The entries need to be copied exactly.

[Begin GIVEN RECORDS]

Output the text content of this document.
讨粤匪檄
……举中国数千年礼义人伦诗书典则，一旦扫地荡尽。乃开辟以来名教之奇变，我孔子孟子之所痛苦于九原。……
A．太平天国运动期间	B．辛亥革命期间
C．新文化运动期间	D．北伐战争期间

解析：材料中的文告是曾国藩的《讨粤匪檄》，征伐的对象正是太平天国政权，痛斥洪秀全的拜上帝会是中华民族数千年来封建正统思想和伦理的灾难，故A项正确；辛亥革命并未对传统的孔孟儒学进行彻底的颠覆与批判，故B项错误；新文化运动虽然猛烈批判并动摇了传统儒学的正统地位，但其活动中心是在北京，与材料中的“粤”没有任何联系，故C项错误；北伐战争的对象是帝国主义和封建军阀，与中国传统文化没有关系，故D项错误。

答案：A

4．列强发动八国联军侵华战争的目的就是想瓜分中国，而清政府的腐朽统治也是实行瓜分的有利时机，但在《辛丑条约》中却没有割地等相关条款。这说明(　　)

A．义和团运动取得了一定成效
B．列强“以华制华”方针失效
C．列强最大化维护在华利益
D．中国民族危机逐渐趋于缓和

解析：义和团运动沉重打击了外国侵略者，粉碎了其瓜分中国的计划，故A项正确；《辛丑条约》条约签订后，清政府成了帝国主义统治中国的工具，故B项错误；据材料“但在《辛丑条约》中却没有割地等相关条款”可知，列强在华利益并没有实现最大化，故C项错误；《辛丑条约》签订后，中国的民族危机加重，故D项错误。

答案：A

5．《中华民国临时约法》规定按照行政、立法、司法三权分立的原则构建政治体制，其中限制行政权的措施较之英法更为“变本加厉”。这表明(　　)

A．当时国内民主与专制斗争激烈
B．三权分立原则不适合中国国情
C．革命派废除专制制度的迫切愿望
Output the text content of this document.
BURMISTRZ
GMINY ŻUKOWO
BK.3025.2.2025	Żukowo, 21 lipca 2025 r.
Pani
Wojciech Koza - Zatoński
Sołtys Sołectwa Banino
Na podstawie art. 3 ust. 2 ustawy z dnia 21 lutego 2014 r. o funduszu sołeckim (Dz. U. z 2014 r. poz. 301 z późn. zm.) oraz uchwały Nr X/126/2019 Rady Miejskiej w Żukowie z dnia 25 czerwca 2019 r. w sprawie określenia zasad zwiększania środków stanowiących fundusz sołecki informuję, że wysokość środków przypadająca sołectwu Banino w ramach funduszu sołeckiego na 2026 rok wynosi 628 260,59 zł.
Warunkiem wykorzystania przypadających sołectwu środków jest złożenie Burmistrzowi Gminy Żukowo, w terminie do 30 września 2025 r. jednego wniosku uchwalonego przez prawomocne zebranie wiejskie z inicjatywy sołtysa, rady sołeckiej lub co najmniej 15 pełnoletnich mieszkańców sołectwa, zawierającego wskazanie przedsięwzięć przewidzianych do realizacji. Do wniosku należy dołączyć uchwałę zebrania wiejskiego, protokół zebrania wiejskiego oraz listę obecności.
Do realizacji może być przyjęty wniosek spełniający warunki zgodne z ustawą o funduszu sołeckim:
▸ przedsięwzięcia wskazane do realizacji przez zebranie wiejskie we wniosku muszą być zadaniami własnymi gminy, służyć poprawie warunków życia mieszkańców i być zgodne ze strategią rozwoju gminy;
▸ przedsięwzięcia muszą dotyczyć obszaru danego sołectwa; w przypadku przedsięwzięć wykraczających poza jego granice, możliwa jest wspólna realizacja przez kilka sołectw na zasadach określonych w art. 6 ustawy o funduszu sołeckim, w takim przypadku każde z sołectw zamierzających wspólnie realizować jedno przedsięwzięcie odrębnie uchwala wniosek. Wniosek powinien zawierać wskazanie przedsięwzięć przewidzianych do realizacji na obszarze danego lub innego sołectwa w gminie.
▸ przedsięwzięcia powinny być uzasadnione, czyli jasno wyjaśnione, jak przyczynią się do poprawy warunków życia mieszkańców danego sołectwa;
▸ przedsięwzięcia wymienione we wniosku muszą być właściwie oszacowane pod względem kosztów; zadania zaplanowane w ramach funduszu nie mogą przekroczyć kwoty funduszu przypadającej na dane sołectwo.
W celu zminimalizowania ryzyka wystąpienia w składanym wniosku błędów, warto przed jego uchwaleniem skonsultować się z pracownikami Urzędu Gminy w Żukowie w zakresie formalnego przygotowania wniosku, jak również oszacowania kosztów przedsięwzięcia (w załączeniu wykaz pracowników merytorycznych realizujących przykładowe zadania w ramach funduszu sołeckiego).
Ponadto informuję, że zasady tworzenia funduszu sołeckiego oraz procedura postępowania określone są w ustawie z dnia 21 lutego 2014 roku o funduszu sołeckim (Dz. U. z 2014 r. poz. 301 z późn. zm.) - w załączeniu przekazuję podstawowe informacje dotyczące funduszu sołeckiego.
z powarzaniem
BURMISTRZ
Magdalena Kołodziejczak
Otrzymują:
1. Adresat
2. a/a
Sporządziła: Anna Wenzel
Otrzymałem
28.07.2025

[End GIVEN RECORDS]

- _FINAL ANSWER_
Output the text content of this document.
讨粤匪檄
……举中国数千年礼义人伦诗书典则，一旦扫地荡尽。乃开辟以来名教之奇变，我孔子孟子之所痛苦于九原。……
A．太平天国运动期间	B．辛亥革命期间
C．新文化运动期间	D．北伐战争期间

解析：材料中的文告是曾国藩的《讨粤匪檄》，征伐的对象正是太平天国政权，痛斥洪秀全的拜上帝会是中华民族数千年来封建正统思想和伦理的灾难，故A项正确；辛亥革命并未对传统的孔孟儒学进行彻底的颠覆与批判，故B项错误；新文化运动虽然猛烈批判并动摇了传统儒学的正统地位，但其活动中心是在北京，与材料中的“粤”没有任何联系，故C项错误；北伐战争的对象是帝国主义和封建军阀，与中国传统文化没有关系，故D项错误。

答案：A

4．列强发动八国联军侵华战争的目的就是想瓜分中国，而清政府的腐朽统治也是实行瓜分的有利时机，但在《辛丑条约》中却没有割地等相关条款。这说明(　　)

A．义和团运动取得了一定成效
B．列强“以华制华”方针失效
C．列强最大化维护在华利益
D．中国民族危机逐渐趋于缓和

解析：义和团运动沉重打击了外国侵略者，粉碎了其瓜分中国的计划，故A项正确；《辛丑条约》条约签订后，清政府成了帝国主义统治中国的工具，故B项错误；据材料“但在《辛丑条约》中却没有割地等相关条款”可知，列强在华利益并没有实现最大化，故C项错误；《辛丑条约》签订后，中国的民族危机加重，故D项错误。

答案：A

5．《中华民国临时约法》规定按照行政、立法、司法三权分立的原则构建政治体制，其中限制行政权的措施较之英法更为“变本加厉”。这表明(　　)

A．当时国内民主与专制斗争激烈
B．三权分立原则不适合中国国情
C．革命派废除专制制度的迫切愿望
Output the text content of this document.
BURMISTRZ
GMINY ŻUKOWO
BK.3025.2.2025	Żukowo, 21 lipca 2025 r.
Pani
Wojciech Koza - Zatoński
Sołtys Sołectwa Banino
Na podstawie art. 3 ust. 2 ustawy z dnia 21 lutego 2014 r. o funduszu sołeckim (Dz. U. z 2014 r. poz. 301 z późn. zm.) oraz uchwały Nr X/126/2019 Rady Miejskiej w Żukowie z dnia 25 czerwca 2019 r. w sprawie określenia zasad zwiększania środków stanowiących fundusz sołecki informuję, że wysokość środków przypadająca sołectwu Banino w ramach funduszu sołeckiego na 2026 rok wynosi 628 260,59 zł.
Warunkiem wykorzystania przypadających sołectwu środków jest złożenie Burmistrzowi Gminy Żukowo, w terminie do 30 września 2025 r. jednego wniosku uchwalonego przez prawomocne zebranie wiejskie z inicjatywy sołtysa, rady sołeckiej lub co najmniej 15 pełnoletnich mieszkańców sołectwa, zawierającego wskazanie przedsięwzięć przewidzianych do realizacji. Do wniosku należy dołączyć uchwałę zebrania wiejskiego, protokół zebrania wiejskiego oraz listę obecności.
Do realizacji może być przyjęty wniosek spełniający warunki zgodne z ustawą o funduszu sołeckim:
▸ przedsięwzięcia wskazane do realizacji przez zebranie wiejskie we wniosku muszą być zadaniami własnymi gminy, służyć poprawie warunków życia mieszkańców i być zgodne ze strategią rozwoju gminy;
▸ przedsięwzięcia muszą dotyczyć obszaru danego sołectwa; w przypadku przedsięwzięć wykraczających poza jego granice, możliwa jest wspólna realizacja przez kilka sołectw na zasadach określonych w art. 6 ustawy o funduszu sołeckim, w takim przypadku każde z sołectw zamierzających wspólnie realizować jedno przedsięwzięcie odrębnie uchwala wniosek. Wniosek powinien zawierać wskazanie przedsięwzięć przewidzianych do realizacji na obszarze danego lub innego sołectwa w gminie.
▸ przedsięwzięcia powinny być uzasadnione, czyli jasno wyjaśnione, jak przyczynią się do poprawy warunków życia mieszkańców danego sołectwa;
▸ przedsięwzięcia wymienione we wniosku muszą być właściwie oszacowane pod względem kosztów; zadania zaplanowane w ramach funduszu nie mogą przekroczyć kwoty funduszu przypadającej na dane sołectwo.
W celu zminimalizowania ryzyka wystąpienia w składanym wniosku błędów, warto przed jego uchwaleniem skonsultować się z pracownikami Urzędu Gminy w Żukowie w zakresie formalnego przygotowania wniosku, jak również oszacowania kosztów przedsięwzięcia (w załączeniu wykaz pracowników merytorycznych realizujących przykładowe zadania w ramach funduszu sołeckiego).
Ponadto informuję, że zasady tworzenia funduszu sołeckiego oraz procedura postępowania określone są w ustawie z dnia 21 lutego 2014 roku o funduszu sołeckim (Dz. U. z 2014 r. poz. 301 z późn. zm.) - w załączeniu przekazuję podstawowe informacje dotyczące funduszu sołeckiego.
z powarzaniem
BURMISTRZ
Magdalena Kołodziejczak
Otrzymują:
1. Adresat
2. a/a
Sporządziła: Anna Wenzel
Otrzymałem
28.07.2025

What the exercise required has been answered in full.